* [Exercise task]: From the listing below, return each line that includes "title".

++++ Dataset extract ++++

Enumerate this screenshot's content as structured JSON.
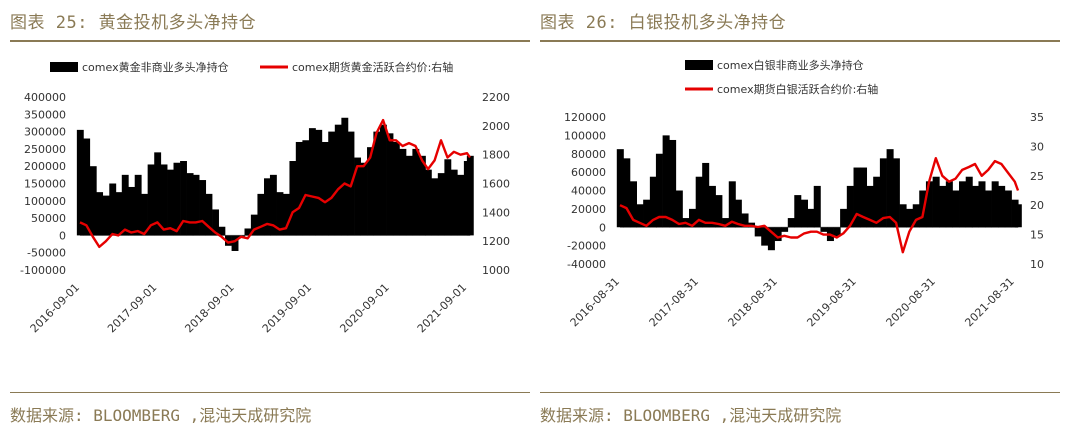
{
  "figures": [
    {
      "title": "图表 25: 黄金投机多头净持仓",
      "source": "数据来源: BLOOMBERG ,混沌天成研究院"
    },
    {
      "title": "图表 26: 白银投机多头净持仓",
      "source": "数据来源: BLOOMBERG ,混沌天成研究院"
    }
  ],
  "chart_data": [
    {
      "type": "bar+line",
      "legend_position": "top",
      "series": [
        {
          "name": "comex黄金非商业多头净持仓",
          "kind": "bar",
          "axis": "left",
          "color": "#000000",
          "x": [
            "2016-09-01",
            "2016-10-01",
            "2016-11-01",
            "2016-12-01",
            "2017-01-01",
            "2017-02-01",
            "2017-03-01",
            "2017-04-01",
            "2017-05-01",
            "2017-06-01",
            "2017-07-01",
            "2017-08-01",
            "2017-09-01",
            "2017-10-01",
            "2017-11-01",
            "2017-12-01",
            "2018-01-01",
            "2018-02-01",
            "2018-03-01",
            "2018-04-01",
            "2018-05-01",
            "2018-06-01",
            "2018-07-01",
            "2018-08-01",
            "2018-09-01",
            "2018-10-01",
            "2018-11-01",
            "2018-12-01",
            "2019-01-01",
            "2019-02-01",
            "2019-03-01",
            "2019-04-01",
            "2019-05-01",
            "2019-06-01",
            "2019-07-01",
            "2019-08-01",
            "2019-09-01",
            "2019-10-01",
            "2019-11-01",
            "2019-12-01",
            "2020-01-01",
            "2020-02-01",
            "2020-03-01",
            "2020-04-01",
            "2020-05-01",
            "2020-06-01",
            "2020-07-01",
            "2020-08-01",
            "2020-09-01",
            "2020-10-01",
            "2020-11-01",
            "2020-12-01",
            "2021-01-01",
            "2021-02-01",
            "2021-03-01",
            "2021-04-01",
            "2021-05-01",
            "2021-06-01",
            "2021-07-01",
            "2021-08-01",
            "2021-09-01",
            "2021-09-15"
          ],
          "values": [
            305000,
            280000,
            200000,
            125000,
            115000,
            150000,
            125000,
            175000,
            140000,
            175000,
            120000,
            205000,
            240000,
            205000,
            190000,
            210000,
            215000,
            180000,
            175000,
            160000,
            120000,
            75000,
            25000,
            -30000,
            -45000,
            -5000,
            20000,
            60000,
            120000,
            165000,
            175000,
            125000,
            120000,
            215000,
            270000,
            275000,
            310000,
            305000,
            270000,
            300000,
            320000,
            340000,
            300000,
            225000,
            210000,
            255000,
            300000,
            320000,
            295000,
            270000,
            250000,
            230000,
            250000,
            230000,
            190000,
            165000,
            180000,
            220000,
            190000,
            175000,
            215000,
            230000
          ]
        },
        {
          "name": "comex期货黄金活跃合约价:右轴",
          "kind": "line",
          "axis": "right",
          "color": "#e60000",
          "x": [
            "2016-09-01",
            "2016-10-01",
            "2016-11-01",
            "2016-12-01",
            "2017-01-01",
            "2017-02-01",
            "2017-03-01",
            "2017-04-01",
            "2017-05-01",
            "2017-06-01",
            "2017-07-01",
            "2017-08-01",
            "2017-09-01",
            "2017-10-01",
            "2017-11-01",
            "2017-12-01",
            "2018-01-01",
            "2018-02-01",
            "2018-03-01",
            "2018-04-01",
            "2018-05-01",
            "2018-06-01",
            "2018-07-01",
            "2018-08-01",
            "2018-09-01",
            "2018-10-01",
            "2018-11-01",
            "2018-12-01",
            "2019-01-01",
            "2019-02-01",
            "2019-03-01",
            "2019-04-01",
            "2019-05-01",
            "2019-06-01",
            "2019-07-01",
            "2019-08-01",
            "2019-09-01",
            "2019-10-01",
            "2019-11-01",
            "2019-12-01",
            "2020-01-01",
            "2020-02-01",
            "2020-03-01",
            "2020-04-01",
            "2020-05-01",
            "2020-06-01",
            "2020-07-01",
            "2020-08-01",
            "2020-09-01",
            "2020-10-01",
            "2020-11-01",
            "2020-12-01",
            "2021-01-01",
            "2021-02-01",
            "2021-03-01",
            "2021-04-01",
            "2021-05-01",
            "2021-06-01",
            "2021-07-01",
            "2021-08-01",
            "2021-09-01",
            "2021-09-15"
          ],
          "values": [
            1330,
            1310,
            1230,
            1160,
            1200,
            1250,
            1240,
            1280,
            1260,
            1270,
            1250,
            1310,
            1330,
            1280,
            1290,
            1270,
            1340,
            1330,
            1330,
            1340,
            1300,
            1260,
            1230,
            1190,
            1200,
            1230,
            1220,
            1280,
            1300,
            1320,
            1310,
            1280,
            1290,
            1400,
            1430,
            1520,
            1510,
            1500,
            1470,
            1500,
            1560,
            1600,
            1580,
            1720,
            1720,
            1780,
            1950,
            2040,
            1900,
            1900,
            1860,
            1880,
            1860,
            1760,
            1700,
            1760,
            1900,
            1780,
            1820,
            1800,
            1810,
            1780
          ]
        }
      ],
      "y_left": {
        "ylim": [
          -100000,
          400000
        ],
        "ticks": [
          -100000,
          -50000,
          0,
          50000,
          100000,
          150000,
          200000,
          250000,
          300000,
          350000,
          400000
        ]
      },
      "y_right": {
        "ylim": [
          1000,
          2200
        ],
        "ticks": [
          1000,
          1200,
          1400,
          1600,
          1800,
          2000,
          2200
        ]
      },
      "x_ticks": [
        "2016-09-01",
        "2017-09-01",
        "2018-09-01",
        "2019-09-01",
        "2020-09-01",
        "2021-09-01"
      ]
    },
    {
      "type": "bar+line",
      "legend_position": "top",
      "series": [
        {
          "name": "comex白银非商业多头净持仓",
          "kind": "bar",
          "axis": "left",
          "color": "#000000",
          "x": [
            "2016-08-31",
            "2016-09-30",
            "2016-10-31",
            "2016-11-30",
            "2016-12-31",
            "2017-01-31",
            "2017-02-28",
            "2017-03-31",
            "2017-04-30",
            "2017-05-31",
            "2017-06-30",
            "2017-07-31",
            "2017-08-31",
            "2017-09-30",
            "2017-10-31",
            "2017-11-30",
            "2017-12-31",
            "2018-01-31",
            "2018-02-28",
            "2018-03-31",
            "2018-04-30",
            "2018-05-31",
            "2018-06-30",
            "2018-07-31",
            "2018-08-31",
            "2018-09-30",
            "2018-10-31",
            "2018-11-30",
            "2018-12-31",
            "2019-01-31",
            "2019-02-28",
            "2019-03-31",
            "2019-04-30",
            "2019-05-31",
            "2019-06-30",
            "2019-07-31",
            "2019-08-31",
            "2019-09-30",
            "2019-10-31",
            "2019-11-30",
            "2019-12-31",
            "2020-01-31",
            "2020-02-29",
            "2020-03-31",
            "2020-04-30",
            "2020-05-31",
            "2020-06-30",
            "2020-07-31",
            "2020-08-31",
            "2020-09-30",
            "2020-10-31",
            "2020-11-30",
            "2020-12-31",
            "2021-01-31",
            "2021-02-28",
            "2021-03-31",
            "2021-04-30",
            "2021-05-31",
            "2021-06-30",
            "2021-07-31",
            "2021-08-31",
            "2021-09-15"
          ],
          "values": [
            85000,
            75000,
            50000,
            25000,
            30000,
            55000,
            80000,
            100000,
            95000,
            40000,
            10000,
            20000,
            55000,
            70000,
            45000,
            35000,
            10000,
            50000,
            30000,
            15000,
            5000,
            -10000,
            -20000,
            -25000,
            -15000,
            -5000,
            10000,
            35000,
            30000,
            20000,
            45000,
            -5000,
            -15000,
            -10000,
            20000,
            45000,
            65000,
            65000,
            45000,
            55000,
            75000,
            85000,
            75000,
            25000,
            20000,
            25000,
            40000,
            50000,
            55000,
            45000,
            50000,
            40000,
            50000,
            55000,
            45000,
            50000,
            40000,
            50000,
            45000,
            40000,
            30000,
            25000
          ]
        },
        {
          "name": "comex期货白银活跃合约价:右轴",
          "kind": "line",
          "axis": "right",
          "color": "#e60000",
          "x": [
            "2016-08-31",
            "2016-09-30",
            "2016-10-31",
            "2016-11-30",
            "2016-12-31",
            "2017-01-31",
            "2017-02-28",
            "2017-03-31",
            "2017-04-30",
            "2017-05-31",
            "2017-06-30",
            "2017-07-31",
            "2017-08-31",
            "2017-09-30",
            "2017-10-31",
            "2017-11-30",
            "2017-12-31",
            "2018-01-31",
            "2018-02-28",
            "2018-03-31",
            "2018-04-30",
            "2018-05-31",
            "2018-06-30",
            "2018-07-31",
            "2018-08-31",
            "2018-09-30",
            "2018-10-31",
            "2018-11-30",
            "2018-12-31",
            "2019-01-31",
            "2019-02-28",
            "2019-03-31",
            "2019-04-30",
            "2019-05-31",
            "2019-06-30",
            "2019-07-31",
            "2019-08-31",
            "2019-09-30",
            "2019-10-31",
            "2019-11-30",
            "2019-12-31",
            "2020-01-31",
            "2020-02-29",
            "2020-03-31",
            "2020-04-30",
            "2020-05-31",
            "2020-06-30",
            "2020-07-31",
            "2020-08-31",
            "2020-09-30",
            "2020-10-31",
            "2020-11-30",
            "2020-12-31",
            "2021-01-31",
            "2021-02-28",
            "2021-03-31",
            "2021-04-30",
            "2021-05-31",
            "2021-06-30",
            "2021-07-31",
            "2021-08-31",
            "2021-09-15"
          ],
          "values": [
            20,
            19.5,
            17.5,
            17,
            16.5,
            17.5,
            18,
            18,
            17.5,
            16.8,
            17,
            16.5,
            17.5,
            17,
            17,
            16.8,
            16.5,
            17.2,
            16.8,
            16.5,
            16.5,
            16.3,
            16.5,
            15.5,
            14.5,
            14.8,
            14.5,
            14.5,
            15.2,
            15.5,
            15.5,
            15,
            15,
            14.5,
            15.2,
            16.5,
            18.5,
            18,
            17.5,
            17,
            17.8,
            18,
            17,
            12,
            15.5,
            17.5,
            18,
            24,
            28,
            25,
            24,
            24.5,
            26,
            26.5,
            27,
            25,
            26,
            27.5,
            27,
            25.5,
            24,
            22.5
          ]
        }
      ],
      "y_left": {
        "ylim": [
          -40000,
          120000
        ],
        "ticks": [
          -40000,
          -20000,
          0,
          20000,
          40000,
          60000,
          80000,
          100000,
          120000
        ]
      },
      "y_right": {
        "ylim": [
          10,
          35
        ],
        "ticks": [
          10,
          15,
          20,
          25,
          30,
          35
        ]
      },
      "x_ticks": [
        "2016-08-31",
        "2017-08-31",
        "2018-08-31",
        "2019-08-31",
        "2020-08-31",
        "2021-08-31"
      ]
    }
  ]
}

++++

* [Answer to this task]:
      "title": "图表 25: 黄金投机多头净持仓",
      "title": "图表 26: 白银投机多头净持仓",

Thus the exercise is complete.